:: Exercise directions ::
Quote the entries in full, character for character, without their images.

[Raw records]
_ _ _ _

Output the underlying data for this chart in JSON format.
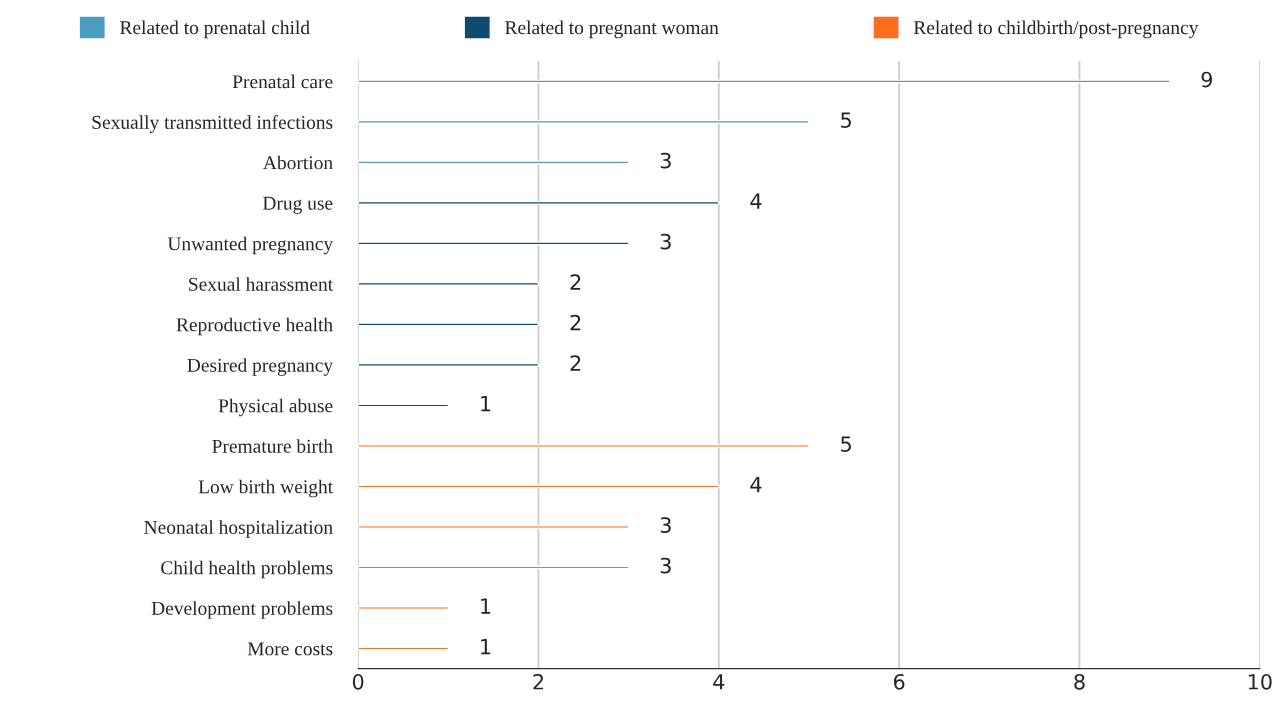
{
  "chart_data": {
    "type": "bar",
    "orientation": "horizontal",
    "categories": [
      "Prenatal care",
      "Sexually transmitted infections",
      "Abortion",
      "Drug use",
      "Unwanted pregnancy",
      "Sexual harassment",
      "Reproductive health",
      "Desired pregnancy",
      "Physical abuse",
      "Premature birth",
      "Low birth weight",
      "Neonatal hospitalization",
      "Child health problems",
      "Development problems",
      "More costs"
    ],
    "series": [
      {
        "name": "Related to prenatal child",
        "color": "#4b9cc0",
        "values": [
          9,
          5,
          3,
          null,
          null,
          null,
          null,
          null,
          null,
          null,
          null,
          null,
          null,
          null,
          null
        ]
      },
      {
        "name": "Related to pregnant woman",
        "color": "#0e4b6c",
        "values": [
          null,
          null,
          null,
          4,
          3,
          2,
          2,
          2,
          1,
          null,
          null,
          null,
          null,
          null,
          null
        ]
      },
      {
        "name": "Related to childbirth/post-pregnancy",
        "color": "#ff6d1f",
        "values": [
          null,
          null,
          null,
          null,
          null,
          null,
          null,
          null,
          null,
          5,
          4,
          3,
          3,
          1,
          1
        ]
      }
    ],
    "xlim": [
      0,
      10
    ],
    "xticks": [
      0,
      2,
      4,
      6,
      8,
      10
    ],
    "grid": "x",
    "legend": "top",
    "data_labels": true
  }
}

_ _ _ _

:: Result of the exercise ::
Output the underlying data for this chart in JSON format.
{
  "chart_data": {
    "type": "bar",
    "orientation": "horizontal",
    "categories": [
      "Prenatal care",
      "Sexually transmitted infections",
      "Abortion",
      "Drug use",
      "Unwanted pregnancy",
      "Sexual harassment",
      "Reproductive health",
      "Desired pregnancy",
      "Physical abuse",
      "Premature birth",
      "Low birth weight",
      "Neonatal hospitalization",
      "Child health problems",
      "Development problems",
      "More costs"
    ],
    "series": [
      {
        "name": "Related to prenatal child",
        "color": "#4b9cc0",
        "values": [
          9,
          5,
          3,
          null,
          null,
          null,
          null,
          null,
          null,
          null,
          null,
          null,
          null,
          null,
          null
        ]
      },
      {
        "name": "Related to pregnant woman",
        "color": "#0e4b6c",
        "values": [
          null,
          null,
          null,
          4,
          3,
          2,
          2,
          2,
          1,
          null,
          null,
          null,
          null,
          null,
          null
        ]
      },
      {
        "name": "Related to childbirth/post-pregnancy",
        "color": "#ff6d1f",
        "values": [
          null,
          null,
          null,
          null,
          null,
          null,
          null,
          null,
          null,
          5,
          4,
          3,
          3,
          1,
          1
        ]
      }
    ],
    "xlim": [
      0,
      10
    ],
    "xticks": [
      0,
      2,
      4,
      6,
      8,
      10
    ],
    "grid": "x",
    "legend": "top",
    "data_labels": true
  }
}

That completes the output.